== DATA SHOWN ==
* Start *
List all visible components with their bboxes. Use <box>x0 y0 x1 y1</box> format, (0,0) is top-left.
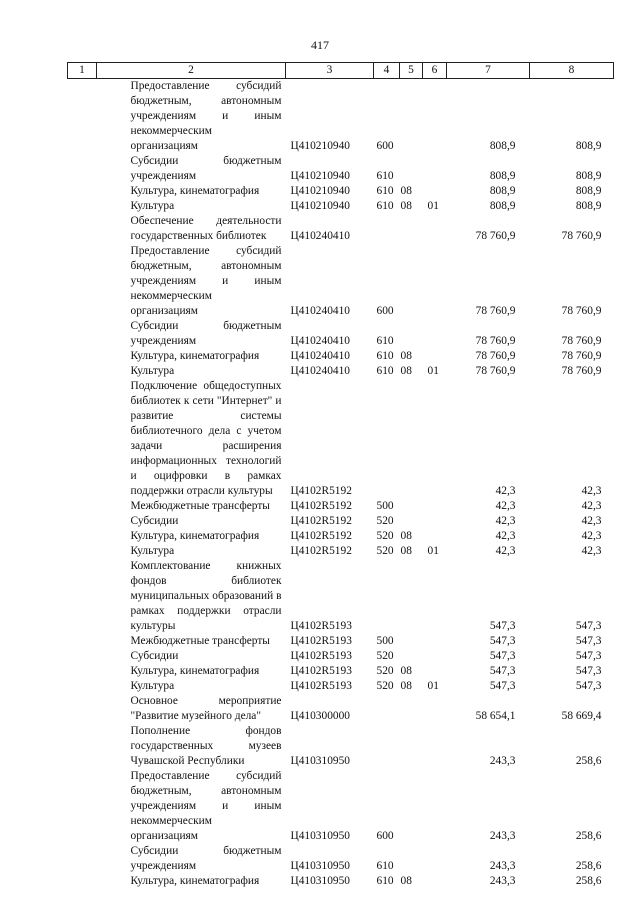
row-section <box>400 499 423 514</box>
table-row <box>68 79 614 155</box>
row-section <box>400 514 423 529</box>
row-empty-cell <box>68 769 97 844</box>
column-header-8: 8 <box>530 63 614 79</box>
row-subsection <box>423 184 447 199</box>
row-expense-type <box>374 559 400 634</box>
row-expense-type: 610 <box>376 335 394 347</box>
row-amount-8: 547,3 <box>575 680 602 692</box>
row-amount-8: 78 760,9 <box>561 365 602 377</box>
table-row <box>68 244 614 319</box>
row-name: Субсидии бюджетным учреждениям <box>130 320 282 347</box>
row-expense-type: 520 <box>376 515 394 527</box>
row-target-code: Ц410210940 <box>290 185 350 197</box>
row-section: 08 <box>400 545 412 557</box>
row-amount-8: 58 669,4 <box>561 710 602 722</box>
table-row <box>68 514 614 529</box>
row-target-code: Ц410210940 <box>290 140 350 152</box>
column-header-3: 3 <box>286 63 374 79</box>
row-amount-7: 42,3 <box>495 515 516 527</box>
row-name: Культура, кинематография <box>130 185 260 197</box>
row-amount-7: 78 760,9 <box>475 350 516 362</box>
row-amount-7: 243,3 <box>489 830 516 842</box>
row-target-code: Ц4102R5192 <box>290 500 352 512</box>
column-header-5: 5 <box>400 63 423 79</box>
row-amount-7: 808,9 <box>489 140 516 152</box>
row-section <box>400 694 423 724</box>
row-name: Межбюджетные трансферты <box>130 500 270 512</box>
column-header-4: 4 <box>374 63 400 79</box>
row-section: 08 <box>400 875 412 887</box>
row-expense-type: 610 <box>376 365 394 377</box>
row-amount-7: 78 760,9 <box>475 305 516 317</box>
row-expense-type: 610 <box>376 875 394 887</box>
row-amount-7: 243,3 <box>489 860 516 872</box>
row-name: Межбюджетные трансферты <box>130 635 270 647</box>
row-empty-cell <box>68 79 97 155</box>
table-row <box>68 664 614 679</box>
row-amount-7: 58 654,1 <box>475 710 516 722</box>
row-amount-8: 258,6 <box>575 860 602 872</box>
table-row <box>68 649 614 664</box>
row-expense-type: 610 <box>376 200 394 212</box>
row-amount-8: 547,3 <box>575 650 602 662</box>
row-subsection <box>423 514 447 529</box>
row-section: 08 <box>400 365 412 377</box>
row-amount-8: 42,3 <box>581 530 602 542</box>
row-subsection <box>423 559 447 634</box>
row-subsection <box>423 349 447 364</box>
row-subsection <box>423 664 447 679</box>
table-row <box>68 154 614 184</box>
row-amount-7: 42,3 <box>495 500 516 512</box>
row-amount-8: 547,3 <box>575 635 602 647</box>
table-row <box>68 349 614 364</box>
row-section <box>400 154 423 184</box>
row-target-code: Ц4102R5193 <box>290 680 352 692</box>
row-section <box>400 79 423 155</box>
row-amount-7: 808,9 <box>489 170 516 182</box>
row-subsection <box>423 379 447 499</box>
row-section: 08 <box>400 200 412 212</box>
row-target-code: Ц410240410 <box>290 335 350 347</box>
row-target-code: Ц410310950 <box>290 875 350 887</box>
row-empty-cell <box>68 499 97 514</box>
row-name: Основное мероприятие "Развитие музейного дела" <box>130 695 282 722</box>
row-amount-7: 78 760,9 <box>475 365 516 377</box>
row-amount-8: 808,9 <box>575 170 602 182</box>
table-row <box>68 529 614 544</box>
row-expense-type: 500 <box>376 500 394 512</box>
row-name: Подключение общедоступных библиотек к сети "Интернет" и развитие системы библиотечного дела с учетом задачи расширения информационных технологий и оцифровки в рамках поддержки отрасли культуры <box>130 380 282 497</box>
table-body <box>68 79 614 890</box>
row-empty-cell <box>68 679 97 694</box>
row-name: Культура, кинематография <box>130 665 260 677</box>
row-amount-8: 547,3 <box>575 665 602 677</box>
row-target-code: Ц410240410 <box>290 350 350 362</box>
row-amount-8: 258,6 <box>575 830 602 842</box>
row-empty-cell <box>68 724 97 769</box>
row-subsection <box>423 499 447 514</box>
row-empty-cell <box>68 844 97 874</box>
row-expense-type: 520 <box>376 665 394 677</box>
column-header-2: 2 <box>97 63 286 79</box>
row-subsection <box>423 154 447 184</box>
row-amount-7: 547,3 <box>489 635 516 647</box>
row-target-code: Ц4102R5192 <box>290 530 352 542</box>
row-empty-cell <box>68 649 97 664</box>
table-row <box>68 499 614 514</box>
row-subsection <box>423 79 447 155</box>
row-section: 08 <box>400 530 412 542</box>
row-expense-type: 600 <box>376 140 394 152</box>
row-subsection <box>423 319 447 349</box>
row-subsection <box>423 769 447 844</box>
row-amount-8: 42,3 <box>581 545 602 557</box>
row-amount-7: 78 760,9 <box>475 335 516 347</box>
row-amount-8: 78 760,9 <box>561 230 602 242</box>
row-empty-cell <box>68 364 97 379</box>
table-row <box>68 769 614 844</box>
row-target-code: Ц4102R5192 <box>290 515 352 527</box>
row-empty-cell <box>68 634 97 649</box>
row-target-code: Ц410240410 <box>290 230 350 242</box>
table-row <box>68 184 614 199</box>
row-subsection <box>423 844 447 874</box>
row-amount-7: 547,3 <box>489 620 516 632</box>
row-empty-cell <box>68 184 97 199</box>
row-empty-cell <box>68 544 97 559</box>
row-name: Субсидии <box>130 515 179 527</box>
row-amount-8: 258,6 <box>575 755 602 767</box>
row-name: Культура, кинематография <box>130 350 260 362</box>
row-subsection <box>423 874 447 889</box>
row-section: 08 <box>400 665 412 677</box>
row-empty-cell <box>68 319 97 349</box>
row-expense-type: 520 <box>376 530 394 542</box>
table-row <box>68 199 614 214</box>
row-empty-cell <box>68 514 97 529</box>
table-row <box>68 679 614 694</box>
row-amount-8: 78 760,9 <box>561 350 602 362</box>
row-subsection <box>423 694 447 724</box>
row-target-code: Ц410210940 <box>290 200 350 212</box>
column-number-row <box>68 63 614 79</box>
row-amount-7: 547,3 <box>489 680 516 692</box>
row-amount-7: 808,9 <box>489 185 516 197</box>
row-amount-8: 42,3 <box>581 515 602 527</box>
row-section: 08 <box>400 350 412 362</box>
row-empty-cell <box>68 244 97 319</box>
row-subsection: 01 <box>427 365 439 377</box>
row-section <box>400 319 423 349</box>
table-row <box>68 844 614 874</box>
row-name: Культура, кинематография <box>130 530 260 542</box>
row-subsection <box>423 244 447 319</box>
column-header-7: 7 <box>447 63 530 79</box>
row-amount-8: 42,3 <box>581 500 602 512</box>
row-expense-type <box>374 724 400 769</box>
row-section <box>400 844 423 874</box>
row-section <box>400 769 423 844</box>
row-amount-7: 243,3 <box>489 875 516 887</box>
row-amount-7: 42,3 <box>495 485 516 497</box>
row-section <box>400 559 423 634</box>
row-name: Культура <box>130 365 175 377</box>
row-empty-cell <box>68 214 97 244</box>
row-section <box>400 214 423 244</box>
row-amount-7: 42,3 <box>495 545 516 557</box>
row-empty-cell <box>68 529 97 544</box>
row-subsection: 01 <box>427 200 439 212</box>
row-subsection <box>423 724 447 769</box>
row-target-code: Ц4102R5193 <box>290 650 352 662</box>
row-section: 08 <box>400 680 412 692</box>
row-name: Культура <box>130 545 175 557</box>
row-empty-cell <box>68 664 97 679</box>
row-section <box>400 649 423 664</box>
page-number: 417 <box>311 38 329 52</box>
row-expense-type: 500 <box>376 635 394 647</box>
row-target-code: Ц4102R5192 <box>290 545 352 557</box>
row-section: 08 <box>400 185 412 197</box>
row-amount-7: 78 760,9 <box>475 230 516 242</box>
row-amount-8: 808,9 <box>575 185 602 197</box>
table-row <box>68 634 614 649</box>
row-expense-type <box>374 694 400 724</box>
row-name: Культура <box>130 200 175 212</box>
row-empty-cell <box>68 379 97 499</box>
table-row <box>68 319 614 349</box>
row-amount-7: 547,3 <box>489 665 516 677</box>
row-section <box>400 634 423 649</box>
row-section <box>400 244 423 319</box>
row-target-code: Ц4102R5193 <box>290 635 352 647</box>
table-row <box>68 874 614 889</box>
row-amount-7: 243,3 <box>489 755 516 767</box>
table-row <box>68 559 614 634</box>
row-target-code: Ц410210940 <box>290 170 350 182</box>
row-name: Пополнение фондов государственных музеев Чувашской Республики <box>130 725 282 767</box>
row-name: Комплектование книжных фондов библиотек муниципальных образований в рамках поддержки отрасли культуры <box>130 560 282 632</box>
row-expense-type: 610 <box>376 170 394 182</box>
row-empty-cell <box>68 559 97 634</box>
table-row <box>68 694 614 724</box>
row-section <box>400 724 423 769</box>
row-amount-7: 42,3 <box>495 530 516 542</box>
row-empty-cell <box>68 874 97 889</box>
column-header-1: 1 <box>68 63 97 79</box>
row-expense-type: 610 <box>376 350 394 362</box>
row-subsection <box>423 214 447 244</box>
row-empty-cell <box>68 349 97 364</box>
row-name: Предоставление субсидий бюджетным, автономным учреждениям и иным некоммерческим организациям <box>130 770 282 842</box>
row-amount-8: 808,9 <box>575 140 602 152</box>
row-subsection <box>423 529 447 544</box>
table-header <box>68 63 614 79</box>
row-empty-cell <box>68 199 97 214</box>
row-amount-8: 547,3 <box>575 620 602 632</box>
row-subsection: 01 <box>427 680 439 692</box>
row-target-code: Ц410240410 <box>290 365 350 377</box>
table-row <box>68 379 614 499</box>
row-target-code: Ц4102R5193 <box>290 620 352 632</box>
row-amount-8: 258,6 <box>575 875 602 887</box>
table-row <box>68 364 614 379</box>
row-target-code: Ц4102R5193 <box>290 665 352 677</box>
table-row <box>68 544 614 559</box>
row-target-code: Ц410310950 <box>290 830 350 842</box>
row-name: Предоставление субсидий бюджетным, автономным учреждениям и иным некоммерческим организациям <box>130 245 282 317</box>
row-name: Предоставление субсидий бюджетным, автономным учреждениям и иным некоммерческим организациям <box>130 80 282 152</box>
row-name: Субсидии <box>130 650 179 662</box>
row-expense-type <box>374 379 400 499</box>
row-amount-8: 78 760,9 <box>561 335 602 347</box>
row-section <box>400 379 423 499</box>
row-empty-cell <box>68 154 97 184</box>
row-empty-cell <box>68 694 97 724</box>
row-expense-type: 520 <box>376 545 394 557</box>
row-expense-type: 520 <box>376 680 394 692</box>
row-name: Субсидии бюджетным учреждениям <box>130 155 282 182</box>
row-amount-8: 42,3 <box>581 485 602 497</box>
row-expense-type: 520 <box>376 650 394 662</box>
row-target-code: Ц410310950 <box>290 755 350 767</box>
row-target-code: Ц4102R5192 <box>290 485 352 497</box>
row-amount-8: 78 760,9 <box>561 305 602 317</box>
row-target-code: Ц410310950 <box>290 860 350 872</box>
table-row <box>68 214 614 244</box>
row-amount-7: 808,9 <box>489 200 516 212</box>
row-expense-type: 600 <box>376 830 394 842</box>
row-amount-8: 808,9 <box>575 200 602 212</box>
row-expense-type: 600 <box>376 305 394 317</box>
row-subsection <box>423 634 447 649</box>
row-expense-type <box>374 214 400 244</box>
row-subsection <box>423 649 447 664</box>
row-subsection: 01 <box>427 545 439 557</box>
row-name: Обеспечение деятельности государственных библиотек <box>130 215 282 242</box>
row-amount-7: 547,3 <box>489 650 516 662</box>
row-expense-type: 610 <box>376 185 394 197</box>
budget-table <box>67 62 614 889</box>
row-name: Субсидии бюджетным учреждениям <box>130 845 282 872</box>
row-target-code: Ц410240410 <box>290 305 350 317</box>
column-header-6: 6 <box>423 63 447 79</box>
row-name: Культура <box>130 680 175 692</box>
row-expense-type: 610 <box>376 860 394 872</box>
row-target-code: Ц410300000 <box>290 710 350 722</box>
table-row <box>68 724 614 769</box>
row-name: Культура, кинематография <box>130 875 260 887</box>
* End *
* Start *
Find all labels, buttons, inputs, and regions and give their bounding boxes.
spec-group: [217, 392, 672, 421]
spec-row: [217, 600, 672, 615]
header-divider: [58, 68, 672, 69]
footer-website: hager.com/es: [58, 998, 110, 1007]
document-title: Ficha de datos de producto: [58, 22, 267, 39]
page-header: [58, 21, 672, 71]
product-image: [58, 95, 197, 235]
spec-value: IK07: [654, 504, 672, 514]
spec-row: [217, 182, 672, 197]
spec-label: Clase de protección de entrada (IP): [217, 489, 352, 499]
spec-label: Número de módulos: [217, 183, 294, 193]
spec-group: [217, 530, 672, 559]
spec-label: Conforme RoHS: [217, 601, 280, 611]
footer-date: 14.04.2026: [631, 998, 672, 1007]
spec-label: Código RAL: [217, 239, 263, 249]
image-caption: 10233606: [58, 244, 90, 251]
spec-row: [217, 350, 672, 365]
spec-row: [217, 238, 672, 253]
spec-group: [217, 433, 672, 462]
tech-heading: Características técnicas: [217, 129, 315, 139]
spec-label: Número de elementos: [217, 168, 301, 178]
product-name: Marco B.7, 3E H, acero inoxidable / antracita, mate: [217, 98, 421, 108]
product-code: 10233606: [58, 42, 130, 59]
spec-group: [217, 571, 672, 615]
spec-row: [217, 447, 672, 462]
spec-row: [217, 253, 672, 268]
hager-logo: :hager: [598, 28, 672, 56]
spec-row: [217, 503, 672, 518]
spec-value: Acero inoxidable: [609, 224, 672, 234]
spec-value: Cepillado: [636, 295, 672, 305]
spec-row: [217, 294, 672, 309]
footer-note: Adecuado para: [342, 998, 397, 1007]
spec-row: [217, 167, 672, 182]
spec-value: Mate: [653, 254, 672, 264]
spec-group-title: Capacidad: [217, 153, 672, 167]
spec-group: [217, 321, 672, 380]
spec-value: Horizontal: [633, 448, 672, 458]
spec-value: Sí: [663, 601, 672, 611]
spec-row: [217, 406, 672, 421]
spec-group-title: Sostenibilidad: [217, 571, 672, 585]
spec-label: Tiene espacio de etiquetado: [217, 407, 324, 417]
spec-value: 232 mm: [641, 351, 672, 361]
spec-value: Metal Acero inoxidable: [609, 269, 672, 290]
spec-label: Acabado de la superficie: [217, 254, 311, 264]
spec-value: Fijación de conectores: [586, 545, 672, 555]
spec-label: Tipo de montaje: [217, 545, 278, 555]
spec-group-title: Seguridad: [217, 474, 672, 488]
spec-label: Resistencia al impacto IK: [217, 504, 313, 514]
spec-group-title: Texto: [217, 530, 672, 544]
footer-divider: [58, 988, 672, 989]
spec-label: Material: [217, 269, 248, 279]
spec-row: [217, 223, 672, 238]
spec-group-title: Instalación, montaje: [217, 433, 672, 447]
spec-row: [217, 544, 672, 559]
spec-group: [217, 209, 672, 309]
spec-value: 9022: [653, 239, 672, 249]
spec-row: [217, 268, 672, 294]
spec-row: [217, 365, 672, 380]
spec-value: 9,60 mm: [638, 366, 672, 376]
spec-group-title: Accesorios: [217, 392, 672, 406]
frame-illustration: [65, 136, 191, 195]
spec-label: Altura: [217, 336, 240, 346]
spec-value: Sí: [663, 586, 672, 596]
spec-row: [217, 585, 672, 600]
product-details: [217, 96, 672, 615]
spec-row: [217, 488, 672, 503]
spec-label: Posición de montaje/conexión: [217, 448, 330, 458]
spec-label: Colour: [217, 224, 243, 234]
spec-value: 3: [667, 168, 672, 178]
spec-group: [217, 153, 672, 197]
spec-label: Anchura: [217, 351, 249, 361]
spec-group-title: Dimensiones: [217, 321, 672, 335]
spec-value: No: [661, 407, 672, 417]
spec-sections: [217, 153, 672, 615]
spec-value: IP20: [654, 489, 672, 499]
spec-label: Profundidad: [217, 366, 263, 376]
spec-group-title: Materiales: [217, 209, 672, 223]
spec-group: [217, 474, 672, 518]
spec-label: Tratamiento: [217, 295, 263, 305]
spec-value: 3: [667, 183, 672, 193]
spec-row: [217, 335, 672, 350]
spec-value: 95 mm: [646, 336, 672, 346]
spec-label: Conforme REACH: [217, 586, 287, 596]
* End *
* Start *
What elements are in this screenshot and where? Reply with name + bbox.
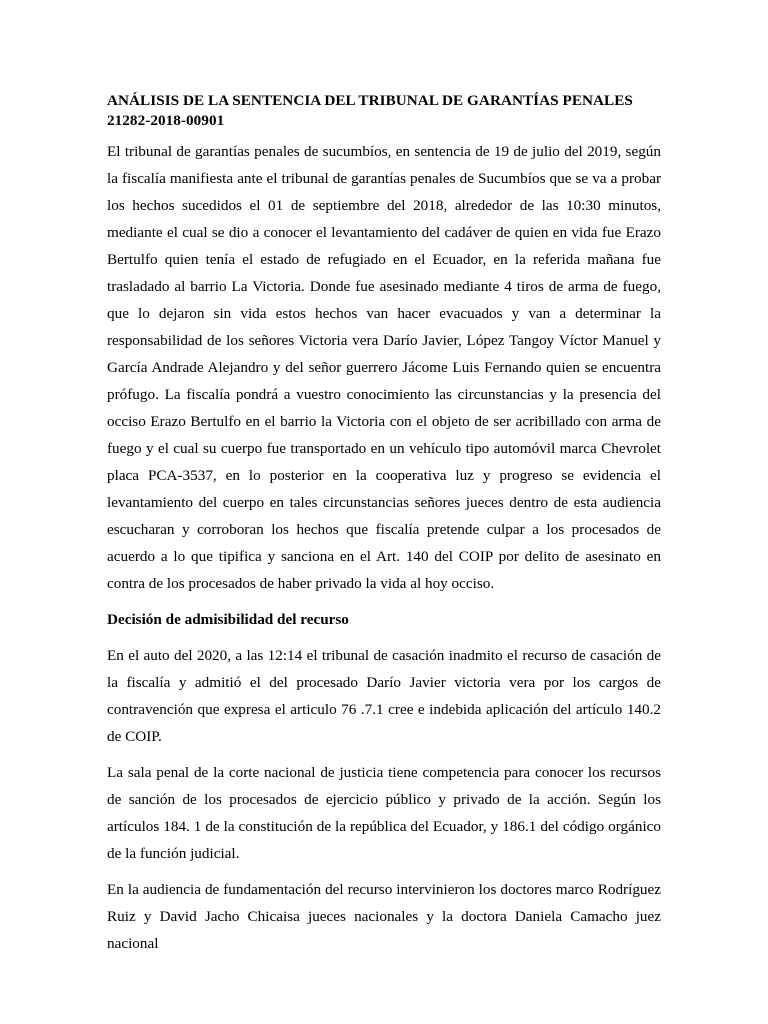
* End *
== STATED PROBLEM ==
Quote the items from the line containing "List all visible" through the line containing "row-empty-cell <box>68 79 97 155</box>", including both of those lines. Omit the pictures from your answer.

== TASK OUTPUT ==
List all visible components with their bboxes. Use <box>x0 y0 x1 y1</box> format, (0,0) is top-left.
row-section <box>400 499 423 514</box>
table-row <box>68 79 614 155</box>
row-section <box>400 514 423 529</box>
row-empty-cell <box>68 769 97 844</box>
column-header-8: 8 <box>530 63 614 79</box>
row-subsection <box>423 184 447 199</box>
row-expense-type <box>374 559 400 634</box>
row-expense-type: 610 <box>376 335 394 347</box>
row-amount-8: 547,3 <box>575 680 602 692</box>
row-amount-8: 78 760,9 <box>561 365 602 377</box>
table-row <box>68 244 614 319</box>
row-name: Субсидии бюджетным учреждениям <box>130 320 282 347</box>
row-expense-type: 520 <box>376 515 394 527</box>
row-target-code: Ц410210940 <box>290 185 350 197</box>
row-section: 08 <box>400 545 412 557</box>
row-amount-8: 58 669,4 <box>561 710 602 722</box>
table-row <box>68 514 614 529</box>
row-target-code: Ц410210940 <box>290 140 350 152</box>
column-header-3: 3 <box>286 63 374 79</box>
row-amount-7: 42,3 <box>495 515 516 527</box>
row-name: Культура, кинематография <box>130 185 260 197</box>
row-amount-7: 78 760,9 <box>475 350 516 362</box>
row-amount-7: 243,3 <box>489 830 516 842</box>
row-target-code: Ц4102R5192 <box>290 500 352 512</box>
column-header-5: 5 <box>400 63 423 79</box>
row-amount-7: 808,9 <box>489 140 516 152</box>
row-section <box>400 694 423 724</box>
row-name: Межбюджетные трансферты <box>130 500 270 512</box>
column-header-4: 4 <box>374 63 400 79</box>
row-section: 08 <box>400 875 412 887</box>
row-expense-type: 610 <box>376 365 394 377</box>
row-amount-7: 78 760,9 <box>475 305 516 317</box>
row-expense-type: 610 <box>376 875 394 887</box>
row-amount-7: 243,3 <box>489 860 516 872</box>
row-name: Межбюджетные трансферты <box>130 635 270 647</box>
row-empty-cell <box>68 79 97 155</box>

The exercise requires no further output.